* _Exercise objective_: Work out how many lines of the listing hold "Remove", then state only that count.

====

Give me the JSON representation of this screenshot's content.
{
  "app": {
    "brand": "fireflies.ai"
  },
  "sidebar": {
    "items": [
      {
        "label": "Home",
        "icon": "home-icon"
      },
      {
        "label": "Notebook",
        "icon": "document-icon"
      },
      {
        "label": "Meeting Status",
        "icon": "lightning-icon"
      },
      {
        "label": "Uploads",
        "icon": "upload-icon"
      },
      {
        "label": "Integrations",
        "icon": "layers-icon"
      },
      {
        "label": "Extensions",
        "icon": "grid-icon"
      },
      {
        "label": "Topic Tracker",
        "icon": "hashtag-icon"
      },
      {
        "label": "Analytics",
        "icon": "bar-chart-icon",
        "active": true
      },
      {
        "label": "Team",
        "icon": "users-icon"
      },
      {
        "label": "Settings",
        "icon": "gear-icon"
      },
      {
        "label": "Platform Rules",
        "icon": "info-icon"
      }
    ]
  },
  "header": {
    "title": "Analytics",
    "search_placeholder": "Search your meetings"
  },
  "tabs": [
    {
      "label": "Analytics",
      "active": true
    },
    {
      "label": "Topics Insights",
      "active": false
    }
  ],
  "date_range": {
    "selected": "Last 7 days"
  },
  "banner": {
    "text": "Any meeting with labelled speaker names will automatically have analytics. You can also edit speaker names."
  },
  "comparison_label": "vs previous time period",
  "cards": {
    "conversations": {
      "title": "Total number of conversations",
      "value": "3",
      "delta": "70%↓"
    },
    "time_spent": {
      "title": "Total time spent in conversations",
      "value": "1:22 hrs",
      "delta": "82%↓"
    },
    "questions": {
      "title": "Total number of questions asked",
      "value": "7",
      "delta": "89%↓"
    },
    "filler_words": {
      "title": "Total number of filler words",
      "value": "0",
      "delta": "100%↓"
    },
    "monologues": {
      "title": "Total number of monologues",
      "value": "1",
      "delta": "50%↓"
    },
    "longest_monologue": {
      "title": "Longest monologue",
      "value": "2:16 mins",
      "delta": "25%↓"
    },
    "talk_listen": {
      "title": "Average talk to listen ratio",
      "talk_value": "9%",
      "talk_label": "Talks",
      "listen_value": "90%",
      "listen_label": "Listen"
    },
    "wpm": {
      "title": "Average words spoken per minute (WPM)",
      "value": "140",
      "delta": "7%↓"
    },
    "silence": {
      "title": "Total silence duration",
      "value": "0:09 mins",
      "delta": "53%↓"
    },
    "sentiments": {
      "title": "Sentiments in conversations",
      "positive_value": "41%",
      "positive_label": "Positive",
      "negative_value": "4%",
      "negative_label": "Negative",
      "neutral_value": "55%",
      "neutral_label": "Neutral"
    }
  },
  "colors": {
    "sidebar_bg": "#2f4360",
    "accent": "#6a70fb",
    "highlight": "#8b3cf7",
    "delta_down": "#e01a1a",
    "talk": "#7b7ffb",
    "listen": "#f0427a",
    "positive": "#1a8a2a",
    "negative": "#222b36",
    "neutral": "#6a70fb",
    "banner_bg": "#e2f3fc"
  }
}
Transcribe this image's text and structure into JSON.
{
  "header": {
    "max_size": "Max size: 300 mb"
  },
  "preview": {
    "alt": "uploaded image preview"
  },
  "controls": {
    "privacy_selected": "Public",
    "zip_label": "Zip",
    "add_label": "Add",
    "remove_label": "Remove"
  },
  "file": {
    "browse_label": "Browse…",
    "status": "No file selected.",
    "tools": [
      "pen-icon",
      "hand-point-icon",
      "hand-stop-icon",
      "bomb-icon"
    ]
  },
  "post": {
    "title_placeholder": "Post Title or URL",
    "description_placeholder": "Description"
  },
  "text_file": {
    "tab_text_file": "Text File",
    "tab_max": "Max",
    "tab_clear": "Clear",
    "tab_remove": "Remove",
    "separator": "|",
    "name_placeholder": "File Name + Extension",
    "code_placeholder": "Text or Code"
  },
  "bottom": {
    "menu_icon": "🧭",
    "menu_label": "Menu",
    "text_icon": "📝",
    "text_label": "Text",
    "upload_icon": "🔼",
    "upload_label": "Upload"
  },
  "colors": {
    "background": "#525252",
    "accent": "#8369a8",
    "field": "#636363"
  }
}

====

* _Completed exercise_: 2